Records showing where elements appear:
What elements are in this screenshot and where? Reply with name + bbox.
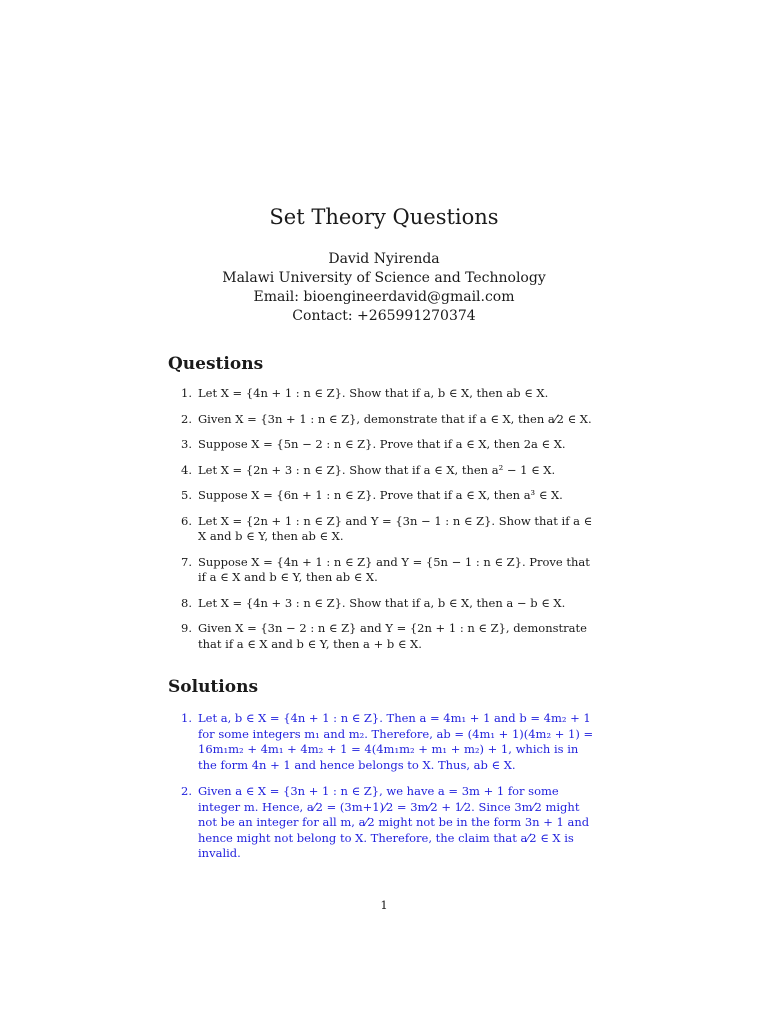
author-affiliation: Malawi University of Science and Technology	[222, 270, 546, 286]
question-text: Suppose X = {5n − 2 : n ∈ Z}. Prove that if a ∈ X, then 2a ∈ X.	[198, 437, 566, 451]
question-number: 9.	[181, 621, 192, 635]
question-text: Suppose X = {4n + 1 : n ∈ Z} and Y = {5n − 1 : n ∈ Z}. Prove that if a ∈ X and b ∈ Y, then ab ∈ X.	[198, 554, 590, 584]
question-number: 3.	[181, 437, 192, 451]
question-text: Let X = {2n + 3 : n ∈ Z}. Show that if a ∈ X, then a² − 1 ∈ X.	[198, 462, 556, 477]
question-number: 2.	[181, 411, 192, 426]
question-number: 5.	[181, 488, 192, 502]
question-number: 8.	[181, 595, 192, 610]
solution-number: 2.	[181, 784, 192, 798]
question-text: Let X = {4n + 1 : n ∈ Z}. Show that if a, b ∈ X, then ab ∈ X.	[198, 386, 549, 400]
question-text: Let X = {4n + 3 : n ∈ Z}. Show that if a, b ∈ X, then a − b ∈ X.	[198, 595, 566, 610]
question-number: 1.	[181, 386, 192, 400]
question-item	[168, 488, 600, 504]
question-item	[168, 596, 600, 612]
question-item	[168, 514, 600, 545]
author-contact: Contact: +265991270374	[292, 308, 476, 324]
questions-list	[168, 386, 600, 662]
solution-item	[168, 784, 600, 862]
author-block	[0, 250, 768, 326]
solution-item	[168, 711, 600, 773]
question-item	[168, 386, 600, 402]
author-name: David Nyirenda	[328, 251, 440, 267]
question-text: Given X = {3n − 2 : n ∈ Z} and Y = {2n + 1 : n ∈ Z}, demonstrate that if a ∈ X and b ∈ Y, then a + b ∈ X.	[198, 621, 587, 651]
question-text: Given X = {3n + 1 : n ∈ Z}, demonstrate that if a ∈ X, then a⁄2 ∈ X.	[198, 411, 592, 426]
question-number: 7.	[181, 554, 192, 569]
question-number: 6.	[181, 513, 192, 528]
solution-number: 1.	[181, 711, 192, 725]
page-number: 1	[380, 898, 388, 912]
solution-text: Given a ∈ X = {3n + 1 : n ∈ Z}, we have a = 3m + 1 for some integer m. Hence, a⁄2 = (3m+1)⁄2 = 3m⁄2 + 1⁄2. Since 3m⁄2 might not be an integer for all m, a⁄2 might not be in the form 3n + 1 and hence might not belong to X. Therefore, the claim that a⁄2 ∈ X is invalid.	[198, 784, 590, 860]
author-email: Email: bioengineerdavid@gmail.com	[253, 289, 515, 305]
question-number: 4.	[181, 462, 192, 477]
question-text: Suppose X = {6n + 1 : n ∈ Z}. Prove that if a ∈ X, then a³ ∈ X.	[198, 488, 563, 502]
question-item	[168, 437, 600, 453]
solutions-list	[168, 711, 600, 873]
question-item	[168, 463, 600, 479]
question-text: Let X = {2n + 1 : n ∈ Z} and Y = {3n − 1 : n ∈ Z}. Show that if a ∈ X and b ∈ Y, then ab ∈ X.	[198, 513, 593, 543]
solution-text: Let a, b ∈ X = {4n + 1 : n ∈ Z}. Then a = 4m₁ + 1 and b = 4m₂ + 1 for some integers m₁ and m₂. Therefore, ab = (4m₁ + 1)(4m₂ + 1) = 16m₁m₂ + 4m₁ + 4m₂ + 1 = 4(4m₁m₂ + m₁ + m₂) + 1, which is in the form 4n + 1 and hence belongs to X. Thus, ab ∈ X.	[198, 711, 594, 772]
paper-title: Set Theory Questions	[269, 205, 499, 229]
question-item	[168, 555, 600, 586]
solutions-heading: Solutions	[168, 677, 259, 697]
question-item	[168, 621, 600, 652]
question-item	[168, 412, 600, 428]
questions-heading: Questions	[168, 354, 264, 374]
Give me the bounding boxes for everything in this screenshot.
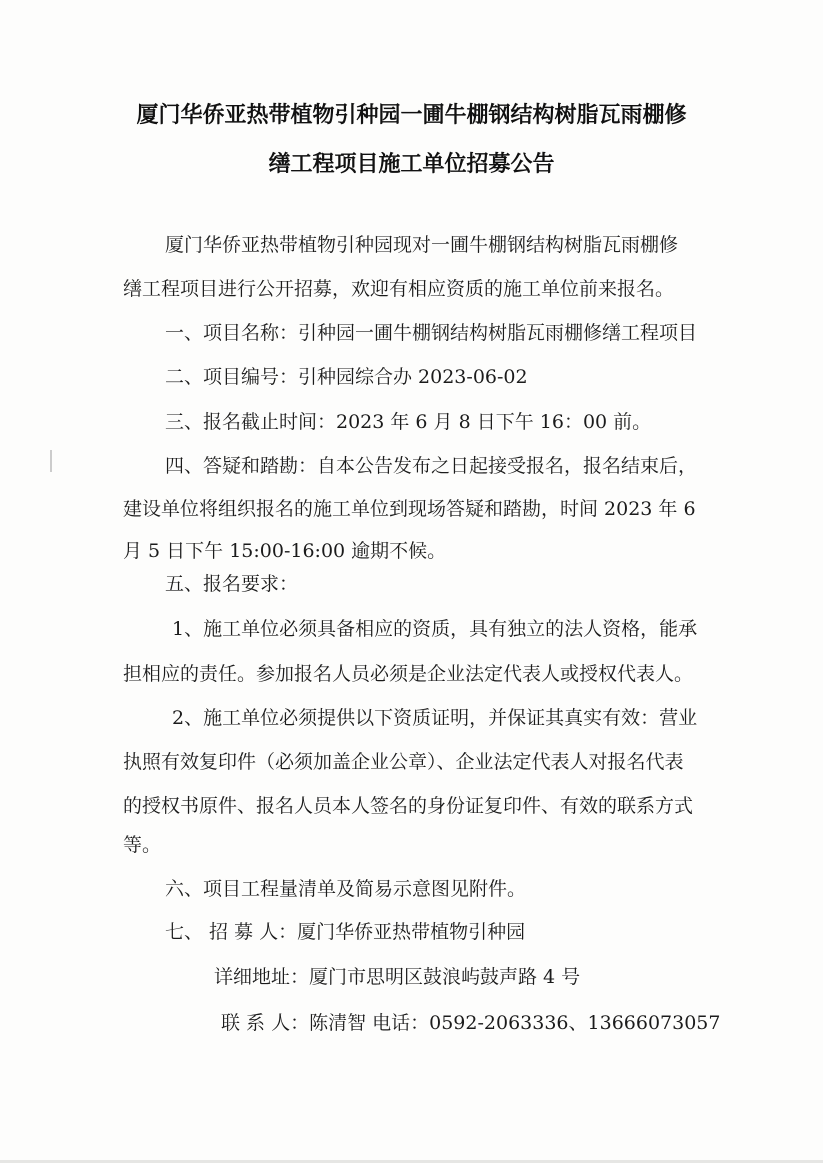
intro-line-2: 缮工程项目进行公开招募，欢迎有相应资质的施工单位前来报名。 — [123, 278, 675, 300]
contact-person: 联 系 人：陈清智 电话：0592-2063336、13666073057 — [221, 1012, 721, 1034]
requirement-1-line-2: 担相应的责任。参加报名人员必须是企业法定代表人或授权代表人。 — [123, 663, 694, 685]
item-attachments: 六、项目工程量清单及简易示意图见附件。 — [165, 878, 527, 900]
item-requirements-heading: 五、报名要求： — [165, 573, 299, 595]
intro-line-1: 厦门华侨亚热带植物引种园现对一圃牛棚钢结构树脂瓦雨棚修 — [165, 234, 679, 256]
requirement-2-line-1: 2、施工单位必须提供以下资质证明，并保证其真实有效：营业 — [172, 707, 698, 729]
requirement-1-line-1: 1、施工单位必须具备相应的资质，具有独立的法人资格，能承 — [172, 618, 698, 640]
item-deadline: 三、报名截止时间：2023 年 6 月 8 日下午 16：00 前。 — [165, 411, 652, 433]
item-site-visit-line-1: 四、答疑和踏勘：自本公告发布之日起接受报名，报名结束后， — [165, 455, 698, 477]
recruiter: 七、 招 募 人：厦门华侨亚热带植物引种园 — [165, 921, 526, 943]
item-site-visit-line-2: 建设单位将组织报名的施工单位到现场答疑和踏勘，时间 2023 年 6 — [123, 498, 696, 520]
address: 详细地址：厦门市思明区鼓浪屿鼓声路 4 号 — [214, 966, 581, 988]
document-title-line-2: 缮工程项目施工单位招募公告 — [268, 152, 555, 177]
item-site-visit-line-3: 月 5 日下午 15:00-16:00 逾期不候。 — [123, 540, 447, 562]
item-project-name: 一、项目名称：引种园一圃牛棚钢结构树脂瓦雨棚修缮工程项目 — [165, 322, 698, 344]
document-title-line-1: 厦门华侨亚热带植物引种园一圃牛棚钢结构树脂瓦雨棚修 — [136, 103, 687, 128]
scan-mark — [50, 450, 52, 472]
requirement-2-line-2: 执照有效复印件（必须加盖企业公章）、企业法定代表人对报名代表 — [123, 751, 684, 773]
item-project-number: 二、项目编号：引种园综合办 2023-06-02 — [165, 366, 528, 388]
requirement-2-line-3: 的授权书原件、报名人员本人签名的身份证复印件、有效的联系方式 — [123, 795, 694, 817]
requirement-2-line-4: 等。 — [123, 834, 162, 856]
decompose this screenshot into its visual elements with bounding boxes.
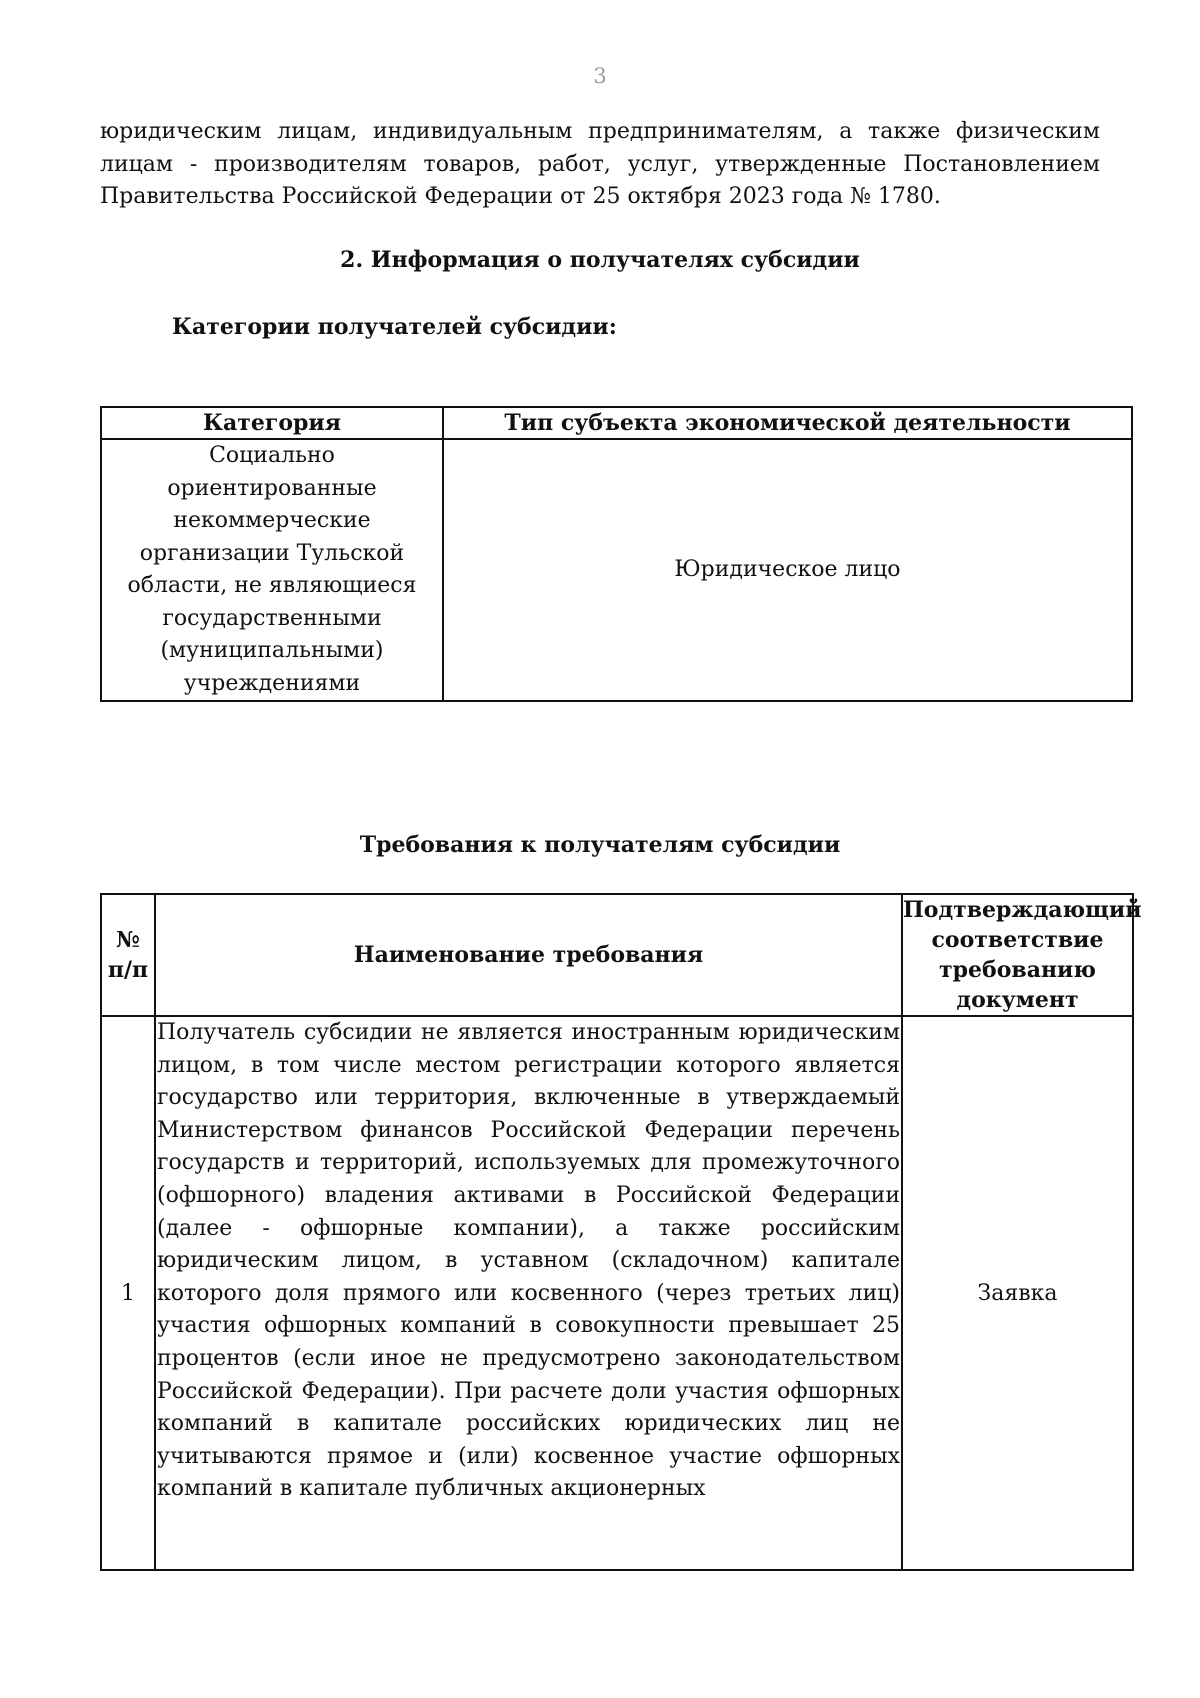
requirements-header-document: Подтверждающий соответствие требованию документ	[902, 894, 1133, 1016]
requirement-document-cell: Заявка	[902, 1016, 1133, 1570]
table-row	[101, 439, 1132, 701]
categories-header-category: Категория	[101, 407, 443, 439]
subject-type-cell: Юридическое лицо	[443, 439, 1132, 701]
category-cell: Социально ориентированные некоммерческие организации Тульской области, не являющиеся государственными (муниципальными) учреждениями	[101, 439, 443, 701]
requirements-header-row	[101, 894, 1133, 1016]
intro-paragraph: юридическим лицам, индивидуальным предпринимателям, а также физическим лицам - производителям товаров, работ, услуг, утвержденные Постановлением Правительства Российской Федерации от 25 октября 2023 года № 1780.	[100, 119, 1100, 209]
requirement-text-cell	[155, 1016, 902, 1570]
requirements-title: Требования к получателям субсидии	[359, 832, 841, 858]
page-number: 3	[593, 64, 607, 88]
categories-table	[100, 406, 1133, 702]
requirements-table	[100, 893, 1142, 1571]
requirement-text: Получатель субсидии не является иностранным юридическим лицом, в том числе местом регистрации которого является государство или территория, включенные в утверждаемый Министерством финансов Российской Федерации перечень государств и территорий, используемых для промежуточного (офшорного) владения активами в Российской Федерации (далее - офшорные компании), а также российским юридическим лицом, в уставном (складочном) капитале которого доля прямого или косвенного (через третьих лиц) участия офшорных компаний в совокупности превышает 25 процентов (если иное не предусмотрено законодательством Российской Федерации). При расчете доли участия офшорных компаний в капитале российских юридических лиц не учитываются прямое и (или) косвенное участие офшорных компаний в капитале публичных акционерных	[157, 1020, 900, 1502]
requirement-number-cell: 1	[101, 1016, 155, 1570]
categories-header-row	[101, 407, 1132, 439]
categories-header-subject-type: Тип субъекта экономической деятельности	[443, 407, 1132, 439]
requirements-header-number: № п/п	[101, 894, 155, 1016]
section-title: 2. Информация о получателях субсидии	[340, 247, 860, 273]
table-row	[101, 1016, 1133, 1570]
categories-label: Категории получателей субсидии:	[172, 314, 617, 340]
requirements-header-name: Наименование требования	[155, 894, 902, 1016]
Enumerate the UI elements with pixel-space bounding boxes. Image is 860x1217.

Short problem
Copy without any changes the lines from the line with "author-affiliation: Malawi University" to the line with "621, 192, 635]", including both of those lines.

Exercise solution
author-affiliation: Malawi University of Science and Technology	[222, 270, 546, 286]
question-text: Suppose X = {5n − 2 : n ∈ Z}. Prove that if a ∈ X, then 2a ∈ X.	[198, 437, 566, 451]
question-number: 9.	[181, 621, 192, 635]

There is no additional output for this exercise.